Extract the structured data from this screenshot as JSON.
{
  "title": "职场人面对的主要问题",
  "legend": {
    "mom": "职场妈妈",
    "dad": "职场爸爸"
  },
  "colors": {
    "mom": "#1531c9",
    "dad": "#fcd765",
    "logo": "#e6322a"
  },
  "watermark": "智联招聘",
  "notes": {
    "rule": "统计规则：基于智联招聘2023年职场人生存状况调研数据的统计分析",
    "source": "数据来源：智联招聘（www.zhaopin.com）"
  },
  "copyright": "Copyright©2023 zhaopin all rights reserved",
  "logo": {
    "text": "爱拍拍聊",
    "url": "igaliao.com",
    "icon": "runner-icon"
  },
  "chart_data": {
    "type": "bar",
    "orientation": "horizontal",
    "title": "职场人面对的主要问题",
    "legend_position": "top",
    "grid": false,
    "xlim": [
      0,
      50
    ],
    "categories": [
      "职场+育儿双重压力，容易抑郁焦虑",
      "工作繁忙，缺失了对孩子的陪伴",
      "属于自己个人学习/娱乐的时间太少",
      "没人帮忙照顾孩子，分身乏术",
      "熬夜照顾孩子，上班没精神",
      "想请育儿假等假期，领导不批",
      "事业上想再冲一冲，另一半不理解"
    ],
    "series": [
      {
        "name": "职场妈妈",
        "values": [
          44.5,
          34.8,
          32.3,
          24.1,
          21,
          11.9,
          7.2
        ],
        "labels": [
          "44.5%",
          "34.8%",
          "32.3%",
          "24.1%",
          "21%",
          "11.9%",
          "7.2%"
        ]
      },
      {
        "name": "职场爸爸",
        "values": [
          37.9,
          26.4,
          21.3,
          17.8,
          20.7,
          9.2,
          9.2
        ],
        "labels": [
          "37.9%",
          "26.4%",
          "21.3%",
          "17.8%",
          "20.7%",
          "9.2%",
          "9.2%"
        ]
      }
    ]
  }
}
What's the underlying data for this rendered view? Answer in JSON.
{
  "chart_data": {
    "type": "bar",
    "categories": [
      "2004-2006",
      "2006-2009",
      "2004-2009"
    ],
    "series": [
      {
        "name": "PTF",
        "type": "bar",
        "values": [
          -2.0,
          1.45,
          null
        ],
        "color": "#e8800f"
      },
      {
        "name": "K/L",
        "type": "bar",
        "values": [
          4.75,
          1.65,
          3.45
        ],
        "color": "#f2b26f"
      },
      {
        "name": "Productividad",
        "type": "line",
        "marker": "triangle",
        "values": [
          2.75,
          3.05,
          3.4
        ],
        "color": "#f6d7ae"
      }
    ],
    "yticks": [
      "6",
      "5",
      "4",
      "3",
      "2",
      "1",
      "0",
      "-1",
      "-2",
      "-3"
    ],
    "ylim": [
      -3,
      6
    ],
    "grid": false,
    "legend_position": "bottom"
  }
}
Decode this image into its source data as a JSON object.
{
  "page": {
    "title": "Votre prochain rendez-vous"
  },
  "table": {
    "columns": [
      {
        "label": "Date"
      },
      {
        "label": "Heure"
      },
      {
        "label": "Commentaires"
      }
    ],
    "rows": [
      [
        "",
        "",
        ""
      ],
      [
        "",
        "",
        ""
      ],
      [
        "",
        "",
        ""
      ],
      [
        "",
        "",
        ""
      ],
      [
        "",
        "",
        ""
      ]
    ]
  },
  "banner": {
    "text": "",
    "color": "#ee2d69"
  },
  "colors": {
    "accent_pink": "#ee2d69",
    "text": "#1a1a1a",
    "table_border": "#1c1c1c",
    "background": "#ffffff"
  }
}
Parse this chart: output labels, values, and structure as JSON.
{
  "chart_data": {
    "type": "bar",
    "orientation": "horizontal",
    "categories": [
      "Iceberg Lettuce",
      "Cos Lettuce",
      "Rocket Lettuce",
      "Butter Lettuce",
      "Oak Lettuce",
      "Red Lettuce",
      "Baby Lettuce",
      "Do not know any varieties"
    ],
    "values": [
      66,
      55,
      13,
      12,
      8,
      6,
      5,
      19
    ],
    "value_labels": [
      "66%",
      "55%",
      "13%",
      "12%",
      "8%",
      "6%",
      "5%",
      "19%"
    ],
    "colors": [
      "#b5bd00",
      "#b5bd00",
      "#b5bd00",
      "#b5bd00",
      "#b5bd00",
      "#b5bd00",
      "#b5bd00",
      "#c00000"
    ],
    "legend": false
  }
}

------------------------

*DIRECTIONS*
From the records above, extract every entry verbatim.

*EXERCISE ANSWER*
Extract the structured data from this screenshot as JSON.
{
  "title": "职场人面对的主要问题",
  "legend": {
    "mom": "职场妈妈",
    "dad": "职场爸爸"
  },
  "colors": {
    "mom": "#1531c9",
    "dad": "#fcd765",
    "logo": "#e6322a"
  },
  "watermark": "智联招聘",
  "notes": {
    "rule": "统计规则：基于智联招聘2023年职场人生存状况调研数据的统计分析",
    "source": "数据来源：智联招聘（www.zhaopin.com）"
  },
  "copyright": "Copyright©2023 zhaopin all rights reserved",
  "logo": {
    "text": "爱拍拍聊",
    "url": "igaliao.com",
    "icon": "runner-icon"
  },
  "chart_data": {
    "type": "bar",
    "orientation": "horizontal",
    "title": "职场人面对的主要问题",
    "legend_position": "top",
    "grid": false,
    "xlim": [
      0,
      50
    ],
    "categories": [
      "职场+育儿双重压力，容易抑郁焦虑",
      "工作繁忙，缺失了对孩子的陪伴",
      "属于自己个人学习/娱乐的时间太少",
      "没人帮忙照顾孩子，分身乏术",
      "熬夜照顾孩子，上班没精神",
      "想请育儿假等假期，领导不批",
      "事业上想再冲一冲，另一半不理解"
    ],
    "series": [
      {
        "name": "职场妈妈",
        "values": [
          44.5,
          34.8,
          32.3,
          24.1,
          21,
          11.9,
          7.2
        ],
        "labels": [
          "44.5%",
          "34.8%",
          "32.3%",
          "24.1%",
          "21%",
          "11.9%",
          "7.2%"
        ]
      },
      {
        "name": "职场爸爸",
        "values": [
          37.9,
          26.4,
          21.3,
          17.8,
          20.7,
          9.2,
          9.2
        ],
        "labels": [
          "37.9%",
          "26.4%",
          "21.3%",
          "17.8%",
          "20.7%",
          "9.2%",
          "9.2%"
        ]
      }
    ]
  }
}
What's the underlying data for this rendered view? Answer in JSON.
{
  "chart_data": {
    "type": "bar",
    "categories": [
      "2004-2006",
      "2006-2009",
      "2004-2009"
    ],
    "series": [
      {
        "name": "PTF",
        "type": "bar",
        "values": [
          -2.0,
          1.45,
          null
        ],
        "color": "#e8800f"
      },
      {
        "name": "K/L",
        "type": "bar",
        "values": [
          4.75,
          1.65,
          3.45
        ],
        "color": "#f2b26f"
      },
      {
        "name": "Productividad",
        "type": "line",
        "marker": "triangle",
        "values": [
          2.75,
          3.05,
          3.4
        ],
        "color": "#f6d7ae"
      }
    ],
    "yticks": [
      "6",
      "5",
      "4",
      "3",
      "2",
      "1",
      "0",
      "-1",
      "-2",
      "-3"
    ],
    "ylim": [
      -3,
      6
    ],
    "grid": false,
    "legend_position": "bottom"
  }
}
Decode this image into its source data as a JSON object.
{
  "page": {
    "title": "Votre prochain rendez-vous"
  },
  "table": {
    "columns": [
      {
        "label": "Date"
      },
      {
        "label": "Heure"
      },
      {
        "label": "Commentaires"
      }
    ],
    "rows": [
      [
        "",
        "",
        ""
      ],
      [
        "",
        "",
        ""
      ],
      [
        "",
        "",
        ""
      ],
      [
        "",
        "",
        ""
      ],
      [
        "",
        "",
        ""
      ]
    ]
  },
  "banner": {
    "text": "",
    "color": "#ee2d69"
  },
  "colors": {
    "accent_pink": "#ee2d69",
    "text": "#1a1a1a",
    "table_border": "#1c1c1c",
    "background": "#ffffff"
  }
}
Parse this chart: output labels, values, and structure as JSON.
{
  "chart_data": {
    "type": "bar",
    "orientation": "horizontal",
    "categories": [
      "Iceberg Lettuce",
      "Cos Lettuce",
      "Rocket Lettuce",
      "Butter Lettuce",
      "Oak Lettuce",
      "Red Lettuce",
      "Baby Lettuce",
      "Do not know any varieties"
    ],
    "values": [
      66,
      55,
      13,
      12,
      8,
      6,
      5,
      19
    ],
    "value_labels": [
      "66%",
      "55%",
      "13%",
      "12%",
      "8%",
      "6%",
      "5%",
      "19%"
    ],
    "colors": [
      "#b5bd00",
      "#b5bd00",
      "#b5bd00",
      "#b5bd00",
      "#b5bd00",
      "#b5bd00",
      "#b5bd00",
      "#c00000"
    ],
    "legend": false
  }
}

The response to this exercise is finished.